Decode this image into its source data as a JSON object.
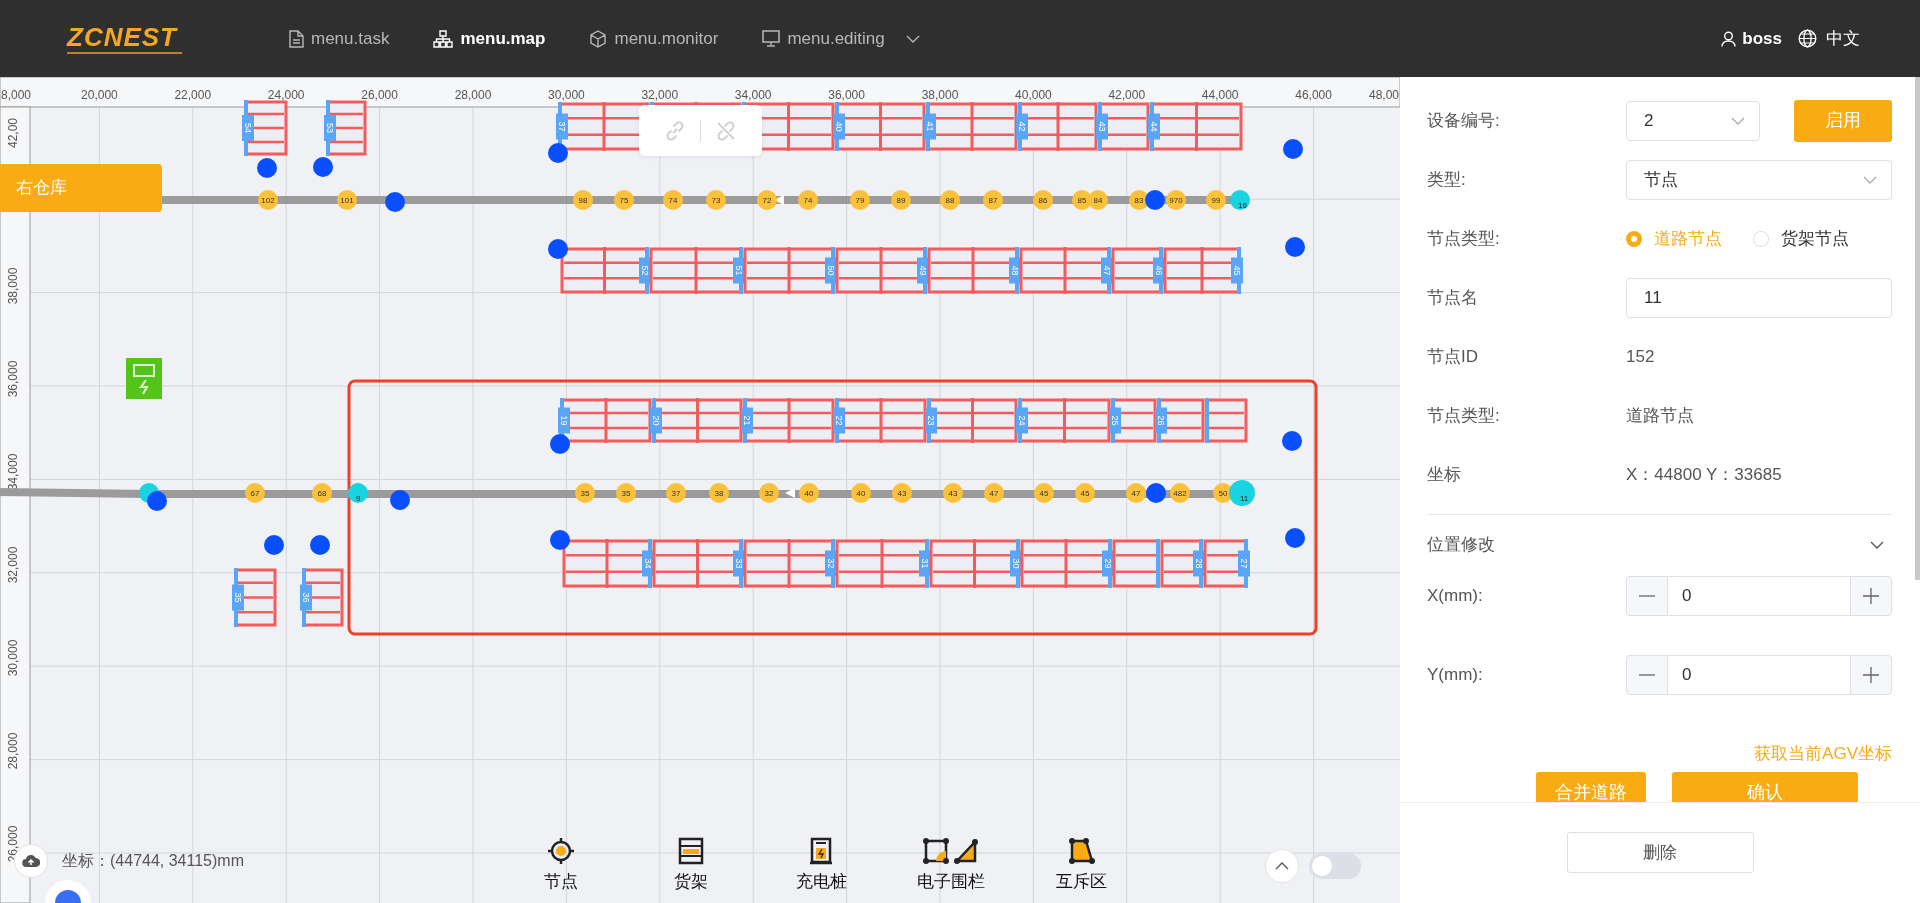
{
  "header": {
    "logo": "ZCNEST",
    "menu": [
      {
        "label": "menu.task",
        "selected": false,
        "dropdown": false
      },
      {
        "label": "menu.map",
        "selected": true,
        "dropdown": false
      },
      {
        "label": "menu.monitor",
        "selected": false,
        "dropdown": false
      },
      {
        "label": "menu.editing",
        "selected": false,
        "dropdown": true
      }
    ],
    "user": "boss",
    "language": "中文"
  },
  "map": {
    "x_ruler": [
      "8,000",
      "20,000",
      "22,000",
      "24,000",
      "26,000",
      "28,000",
      "30,000",
      "32,000",
      "34,000",
      "36,000",
      "38,000",
      "40,000",
      "42,000",
      "44,000",
      "46,000",
      "48,00"
    ],
    "y_ruler": [
      "42,00",
      "38,000",
      "36,000",
      "34,000",
      "32,000",
      "30,000",
      "28,000",
      "26,000"
    ],
    "area_label": "右仓库",
    "racks": [
      {
        "segments": [
          {
            "kind": "tagged",
            "label": "37"
          },
          {
            "kind": "plain"
          },
          {
            "kind": "plain"
          },
          {
            "kind": "tagged",
            "label": "40"
          },
          {
            "kind": "tagged",
            "label": "41"
          },
          {
            "kind": "tagged",
            "label": "42"
          },
          {
            "kind": "tagged",
            "label": "43"
          },
          {
            "kind": "tagged",
            "label": "44"
          }
        ]
      },
      {
        "segments": [
          {
            "kind": "tagged",
            "label": "52"
          },
          {
            "kind": "tagged",
            "label": "51"
          },
          {
            "kind": "tagged",
            "label": "50"
          },
          {
            "kind": "tagged",
            "label": "49"
          },
          {
            "kind": "tagged",
            "label": "48"
          },
          {
            "kind": "tagged",
            "label": "47"
          },
          {
            "kind": "tagged",
            "label": "46"
          },
          {
            "kind": "tagged",
            "label": "45"
          }
        ]
      },
      {
        "segments": [
          {
            "kind": "tagged",
            "label": "19"
          },
          {
            "kind": "tagged",
            "label": "20"
          },
          {
            "kind": "tagged",
            "label": "21"
          },
          {
            "kind": "tagged",
            "label": "22"
          },
          {
            "kind": "tagged",
            "label": "23"
          },
          {
            "kind": "tagged",
            "label": "24"
          },
          {
            "kind": "tagged",
            "label": "25"
          },
          {
            "kind": "tagged",
            "label": "26"
          },
          {
            "kind": "plain"
          }
        ]
      },
      {
        "segments": [
          {
            "kind": "tagged",
            "label": "34"
          },
          {
            "kind": "tagged",
            "label": "33"
          },
          {
            "kind": "tagged",
            "label": "32"
          },
          {
            "kind": "tagged",
            "label": "31"
          },
          {
            "kind": "tagged",
            "label": "30"
          },
          {
            "kind": "tagged",
            "label": "29"
          },
          {
            "kind": "plain"
          },
          {
            "kind": "tagged",
            "label": "28"
          },
          {
            "kind": "tagged",
            "label": "27"
          }
        ]
      },
      {
        "segments": [
          {
            "kind": "tagged",
            "label": "54"
          }
        ]
      },
      {
        "segments": [
          {
            "kind": "tagged",
            "label": "53"
          }
        ]
      },
      {
        "segments": [
          {
            "kind": "tagged",
            "label": "35"
          }
        ]
      },
      {
        "segments": [
          {
            "kind": "tagged",
            "label": "36"
          }
        ]
      }
    ],
    "roads": [
      {
        "nodes": [
          {
            "kind": "road",
            "label": "102",
            "selected": false
          },
          {
            "kind": "road",
            "label": "101",
            "selected": false
          },
          {
            "kind": "road",
            "label": "98",
            "selected": false
          },
          {
            "kind": "road",
            "label": "75",
            "selected": false
          },
          {
            "kind": "road",
            "label": "74",
            "selected": false
          },
          {
            "kind": "road",
            "label": "73",
            "selected": false
          },
          {
            "kind": "road",
            "label": "72",
            "selected": false
          },
          {
            "kind": "road",
            "label": "74",
            "selected": false
          },
          {
            "kind": "road",
            "label": "79",
            "selected": false
          },
          {
            "kind": "road",
            "label": "89",
            "selected": false
          },
          {
            "kind": "road",
            "label": "88",
            "selected": false
          },
          {
            "kind": "road",
            "label": "87",
            "selected": false
          },
          {
            "kind": "road",
            "label": "86",
            "selected": false
          },
          {
            "kind": "road",
            "label": "85",
            "selected": false
          },
          {
            "kind": "road",
            "label": "84",
            "selected": false
          },
          {
            "kind": "road",
            "label": "83",
            "selected": false
          },
          {
            "kind": "road",
            "label": "970",
            "selected": false
          },
          {
            "kind": "road",
            "label": "99",
            "selected": false
          },
          {
            "kind": "anchor",
            "label": "16",
            "selected": false
          }
        ]
      },
      {
        "nodes": [
          {
            "kind": "anchor",
            "selected": false
          },
          {
            "kind": "road",
            "label": "67",
            "selected": false
          },
          {
            "kind": "road",
            "label": "68",
            "selected": false
          },
          {
            "kind": "anchor",
            "label": "9",
            "selected": false
          },
          {
            "kind": "road",
            "label": "35",
            "selected": false
          },
          {
            "kind": "road",
            "label": "35",
            "selected": false
          },
          {
            "kind": "road",
            "label": "37",
            "selected": false
          },
          {
            "kind": "road",
            "label": "38",
            "selected": false
          },
          {
            "kind": "road",
            "label": "32",
            "selected": false
          },
          {
            "kind": "road",
            "label": "40",
            "selected": false
          },
          {
            "kind": "road",
            "label": "40",
            "selected": false
          },
          {
            "kind": "road",
            "label": "43",
            "selected": false
          },
          {
            "kind": "road",
            "label": "43",
            "selected": false
          },
          {
            "kind": "road",
            "label": "47",
            "selected": false
          },
          {
            "kind": "road",
            "label": "45",
            "selected": false
          },
          {
            "kind": "road",
            "label": "45",
            "selected": false
          },
          {
            "kind": "road",
            "label": "47",
            "selected": false
          },
          {
            "kind": "road",
            "label": "482",
            "selected": false
          },
          {
            "kind": "road",
            "label": "50",
            "selected": false
          },
          {
            "kind": "anchor",
            "label": "11",
            "selected": true
          }
        ]
      }
    ],
    "coordinates": "坐标：(44744, 34115)mm",
    "tools": [
      {
        "kind": "node",
        "label": "节点"
      },
      {
        "kind": "shelf",
        "label": "货架"
      },
      {
        "kind": "charger",
        "label": "充电桩"
      },
      {
        "kind": "fence",
        "label": "电子围栏"
      },
      {
        "kind": "mutex",
        "label": "互斥区"
      }
    ],
    "toggle": {
      "on": false
    }
  },
  "panel": {
    "fields": [
      {
        "kind": "select",
        "label": "设备编号:",
        "value": "2",
        "button": "启用"
      },
      {
        "kind": "select",
        "label": "类型:",
        "value": "节点"
      },
      {
        "kind": "radio",
        "label": "节点类型:",
        "options": [
          {
            "label": "道路节点",
            "selected": true
          },
          {
            "label": "货架节点",
            "selected": false
          }
        ]
      },
      {
        "kind": "input",
        "label": "节点名",
        "value": "11"
      },
      {
        "kind": "text",
        "label": "节点ID",
        "value": "152"
      },
      {
        "kind": "text",
        "label": "节点类型:",
        "value": "道路节点"
      },
      {
        "kind": "text",
        "label": "坐标",
        "value": "X：44800 Y：33685"
      }
    ],
    "position_edit": {
      "title": "位置修改",
      "expanded": true,
      "fields": [
        {
          "label": "X(mm):",
          "value": "0"
        },
        {
          "label": "Y(mm):",
          "value": "0"
        }
      ],
      "link": "获取当前AGV坐标",
      "buttons": [
        "合并道路",
        "确认"
      ]
    },
    "footer_button": "删除"
  }
}
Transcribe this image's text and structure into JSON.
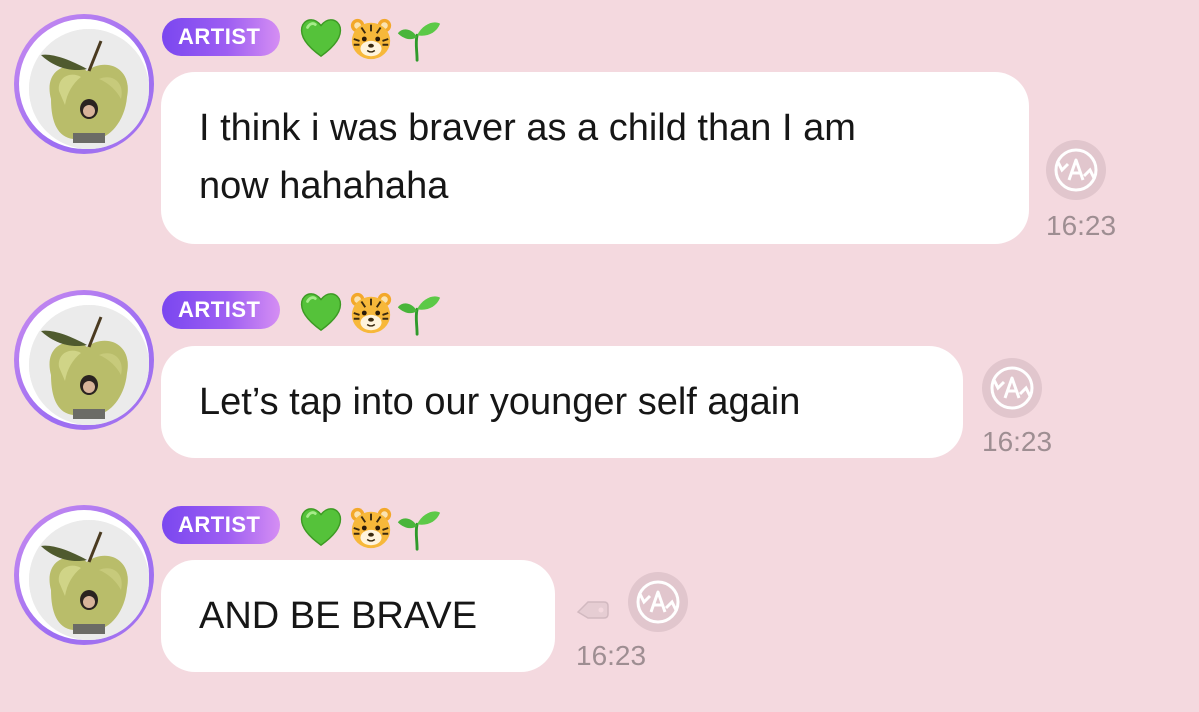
{
  "messages": [
    {
      "badge": "ARTIST",
      "emojis": [
        "green-heart",
        "tiger-face",
        "seedling"
      ],
      "text_lines": [
        "I think i was braver as a child than I am",
        "now hahahaha"
      ],
      "time": "16:23",
      "translate_icon": "translate-a-icon"
    },
    {
      "badge": "ARTIST",
      "emojis": [
        "green-heart",
        "tiger-face",
        "seedling"
      ],
      "text_lines": [
        "Let’s tap into our younger self again"
      ],
      "time": "16:23",
      "translate_icon": "translate-a-icon"
    },
    {
      "badge": "ARTIST",
      "emojis": [
        "green-heart",
        "tiger-face",
        "seedling"
      ],
      "text_lines": [
        "AND BE BRAVE"
      ],
      "time": "16:23",
      "translate_icon": "translate-a-icon",
      "extra_icon": "tag-icon"
    }
  ],
  "colors": {
    "background": "#f4d9df",
    "bubble": "#ffffff",
    "badge_start": "#7a47f0",
    "badge_end": "#d58ef3",
    "timestamp": "#9e8e92"
  }
}
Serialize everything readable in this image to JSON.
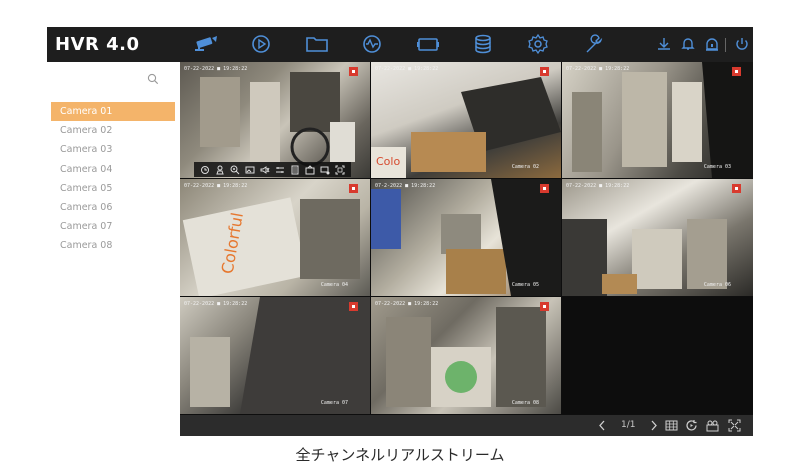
{
  "app": {
    "title": "HVR 4.0"
  },
  "topbar": {
    "nav_icons": [
      "live-view-camera-icon",
      "playback-icon",
      "file-folder-icon",
      "analytics-icon",
      "camera-device-icon",
      "storage-icon",
      "settings-gear-icon",
      "maintenance-wrench-icon"
    ],
    "right_icons": [
      "download-icon",
      "alarm-bell-icon",
      "alert-icon",
      "power-icon"
    ]
  },
  "sidebar": {
    "search_icon": "search-icon",
    "cameras": [
      {
        "label": "Camera 01",
        "selected": true
      },
      {
        "label": "Camera 02",
        "selected": false
      },
      {
        "label": "Camera 03",
        "selected": false
      },
      {
        "label": "Camera 04",
        "selected": false
      },
      {
        "label": "Camera 05",
        "selected": false
      },
      {
        "label": "Camera 06",
        "selected": false
      },
      {
        "label": "Camera 07",
        "selected": false
      },
      {
        "label": "Camera 08",
        "selected": false
      }
    ]
  },
  "tiles": [
    {
      "timestamp": "07-22-2022 ■ 19:28:22",
      "name": "",
      "empty": false
    },
    {
      "timestamp": "07-22-2022 ■ 19:28:22",
      "name": "Camera 02",
      "empty": false
    },
    {
      "timestamp": "07-22-2022 ■ 19:28:22",
      "name": "Camera 03",
      "empty": false
    },
    {
      "timestamp": "07-22-2022 ■ 19:28:22",
      "name": "Camera 04",
      "empty": false
    },
    {
      "timestamp": "07-2-2022 ■ 19:28:22",
      "name": "Camera 05",
      "empty": false
    },
    {
      "timestamp": "07-22-2022 ■ 19:28:22",
      "name": "Camera 06",
      "empty": false
    },
    {
      "timestamp": "07-22-2022 ■ 19:28:22",
      "name": "Camera 07",
      "empty": false
    },
    {
      "timestamp": "07-22-2022 ■ 19:28:22",
      "name": "Camera 08",
      "empty": false
    },
    {
      "timestamp": "",
      "name": "",
      "empty": true
    }
  ],
  "tile_toolbar": {
    "icons": [
      "instant-playback-icon",
      "ptz-icon",
      "digital-zoom-icon",
      "capture-icon",
      "audio-icon",
      "image-settings-icon",
      "clip-icon",
      "stream-icon",
      "camera-settings-icon",
      "fullscreen-icon"
    ]
  },
  "bottombar": {
    "page_indicator": "1/1",
    "icons": [
      "prev-page-icon",
      "next-page-icon",
      "grid-layout-icon",
      "cycle-icon",
      "camera-group-icon",
      "fullscreen-icon"
    ]
  },
  "caption": "全チャンネルリアルストリーム",
  "colors": {
    "accent": "#f4b46a",
    "topbar": "#1e1e1e",
    "icon_blue": "#4f8fd8",
    "record": "#d83a2e"
  }
}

━━━━━━━━━━━━━━━━━━━━━━━━━━━━━━

_STATED GOAL_: Spot every line that holds "value" and copy it.

_TASK SOLUTION_:
        "value": "2",
        "value": "节点"
        "value": "11"
        "value": "152"
        "value": "道路节点"
        "value": "X：44800 Y：33685"
          "value": "0"
          "value": "0"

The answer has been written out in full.